Collected data entries:
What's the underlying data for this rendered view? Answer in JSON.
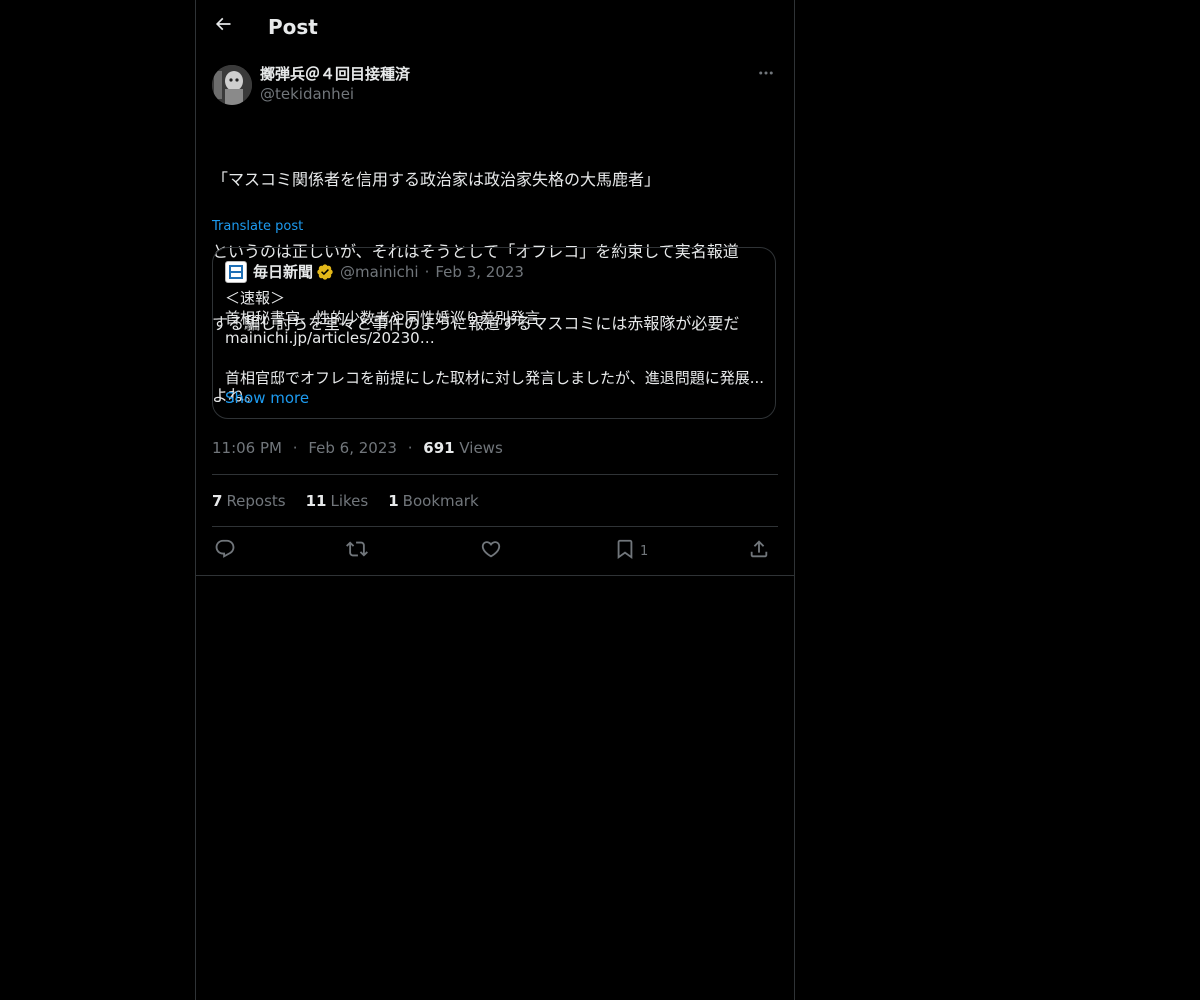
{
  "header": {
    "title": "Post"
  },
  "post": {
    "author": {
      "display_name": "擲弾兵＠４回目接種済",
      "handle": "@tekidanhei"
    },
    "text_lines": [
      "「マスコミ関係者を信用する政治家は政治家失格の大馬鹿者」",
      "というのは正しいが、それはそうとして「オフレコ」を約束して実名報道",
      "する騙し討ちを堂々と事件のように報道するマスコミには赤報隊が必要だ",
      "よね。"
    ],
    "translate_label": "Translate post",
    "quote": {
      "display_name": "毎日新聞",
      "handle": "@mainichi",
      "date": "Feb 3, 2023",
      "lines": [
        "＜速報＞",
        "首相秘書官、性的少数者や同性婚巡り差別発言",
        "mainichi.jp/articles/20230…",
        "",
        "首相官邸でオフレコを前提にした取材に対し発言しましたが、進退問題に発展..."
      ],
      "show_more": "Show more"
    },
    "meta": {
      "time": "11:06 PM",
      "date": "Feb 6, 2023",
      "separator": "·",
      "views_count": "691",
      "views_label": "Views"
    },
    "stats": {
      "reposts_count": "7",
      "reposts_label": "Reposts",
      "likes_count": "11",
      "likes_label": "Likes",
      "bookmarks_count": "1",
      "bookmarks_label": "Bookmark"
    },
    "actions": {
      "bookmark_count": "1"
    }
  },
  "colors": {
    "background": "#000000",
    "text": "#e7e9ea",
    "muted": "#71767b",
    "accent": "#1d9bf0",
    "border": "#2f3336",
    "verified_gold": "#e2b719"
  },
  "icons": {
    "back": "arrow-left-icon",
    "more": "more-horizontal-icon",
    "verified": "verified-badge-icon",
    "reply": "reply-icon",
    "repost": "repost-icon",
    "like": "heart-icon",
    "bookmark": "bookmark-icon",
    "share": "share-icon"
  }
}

What the task requires: Leave the pictures out and print the records above exactly as they stand.

Final result:
What's the underlying data for this rendered view? Answer in JSON.
{
  "header": {
    "title": "Post"
  },
  "post": {
    "author": {
      "display_name": "擲弾兵＠４回目接種済",
      "handle": "@tekidanhei"
    },
    "text_lines": [
      "「マスコミ関係者を信用する政治家は政治家失格の大馬鹿者」",
      "というのは正しいが、それはそうとして「オフレコ」を約束して実名報道",
      "する騙し討ちを堂々と事件のように報道するマスコミには赤報隊が必要だ",
      "よね。"
    ],
    "translate_label": "Translate post",
    "quote": {
      "display_name": "毎日新聞",
      "handle": "@mainichi",
      "date": "Feb 3, 2023",
      "lines": [
        "＜速報＞",
        "首相秘書官、性的少数者や同性婚巡り差別発言",
        "mainichi.jp/articles/20230…",
        "",
        "首相官邸でオフレコを前提にした取材に対し発言しましたが、進退問題に発展..."
      ],
      "show_more": "Show more"
    },
    "meta": {
      "time": "11:06 PM",
      "date": "Feb 6, 2023",
      "separator": "·",
      "views_count": "691",
      "views_label": "Views"
    },
    "stats": {
      "reposts_count": "7",
      "reposts_label": "Reposts",
      "likes_count": "11",
      "likes_label": "Likes",
      "bookmarks_count": "1",
      "bookmarks_label": "Bookmark"
    },
    "actions": {
      "bookmark_count": "1"
    }
  },
  "colors": {
    "background": "#000000",
    "text": "#e7e9ea",
    "muted": "#71767b",
    "accent": "#1d9bf0",
    "border": "#2f3336",
    "verified_gold": "#e2b719"
  },
  "icons": {
    "back": "arrow-left-icon",
    "more": "more-horizontal-icon",
    "verified": "verified-badge-icon",
    "reply": "reply-icon",
    "repost": "repost-icon",
    "like": "heart-icon",
    "bookmark": "bookmark-icon",
    "share": "share-icon"
  }
}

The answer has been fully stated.